_REQUIREMENTS_.
Work out how many lines in the listing below include the word "desc". Give nothing but the number.
##### DATASET ENTRIES #####
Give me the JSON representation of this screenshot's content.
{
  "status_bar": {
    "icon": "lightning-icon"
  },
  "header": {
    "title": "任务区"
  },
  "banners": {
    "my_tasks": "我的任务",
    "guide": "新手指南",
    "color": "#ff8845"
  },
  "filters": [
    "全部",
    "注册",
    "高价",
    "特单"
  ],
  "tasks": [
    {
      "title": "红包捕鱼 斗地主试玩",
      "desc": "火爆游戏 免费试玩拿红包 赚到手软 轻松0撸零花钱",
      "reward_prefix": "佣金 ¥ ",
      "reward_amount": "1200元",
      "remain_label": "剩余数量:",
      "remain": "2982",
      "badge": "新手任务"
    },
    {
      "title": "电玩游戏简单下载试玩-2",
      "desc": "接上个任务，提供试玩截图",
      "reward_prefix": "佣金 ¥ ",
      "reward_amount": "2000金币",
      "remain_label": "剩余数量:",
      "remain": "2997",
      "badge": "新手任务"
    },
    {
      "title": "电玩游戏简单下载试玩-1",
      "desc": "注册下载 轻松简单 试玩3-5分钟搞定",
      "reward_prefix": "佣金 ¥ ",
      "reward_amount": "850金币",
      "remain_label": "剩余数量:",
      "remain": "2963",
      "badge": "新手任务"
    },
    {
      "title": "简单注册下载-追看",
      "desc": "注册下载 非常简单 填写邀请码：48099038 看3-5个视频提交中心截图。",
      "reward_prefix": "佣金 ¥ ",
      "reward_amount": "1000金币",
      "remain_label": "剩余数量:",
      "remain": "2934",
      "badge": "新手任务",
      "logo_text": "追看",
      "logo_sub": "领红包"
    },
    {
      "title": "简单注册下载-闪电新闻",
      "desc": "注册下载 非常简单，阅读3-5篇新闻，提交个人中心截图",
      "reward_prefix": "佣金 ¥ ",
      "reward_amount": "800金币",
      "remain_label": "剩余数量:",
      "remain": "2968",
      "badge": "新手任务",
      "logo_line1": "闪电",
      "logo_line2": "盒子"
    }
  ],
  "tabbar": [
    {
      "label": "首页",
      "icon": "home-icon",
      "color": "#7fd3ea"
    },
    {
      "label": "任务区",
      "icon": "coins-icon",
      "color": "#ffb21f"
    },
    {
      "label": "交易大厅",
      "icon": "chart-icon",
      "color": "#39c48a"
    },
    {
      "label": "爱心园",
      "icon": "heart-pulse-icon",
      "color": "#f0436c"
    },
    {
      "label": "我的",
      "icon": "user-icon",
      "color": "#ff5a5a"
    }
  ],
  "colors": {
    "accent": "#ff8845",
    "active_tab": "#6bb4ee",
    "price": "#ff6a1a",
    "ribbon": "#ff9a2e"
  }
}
#####
_RESULT OF THE TASK_.
5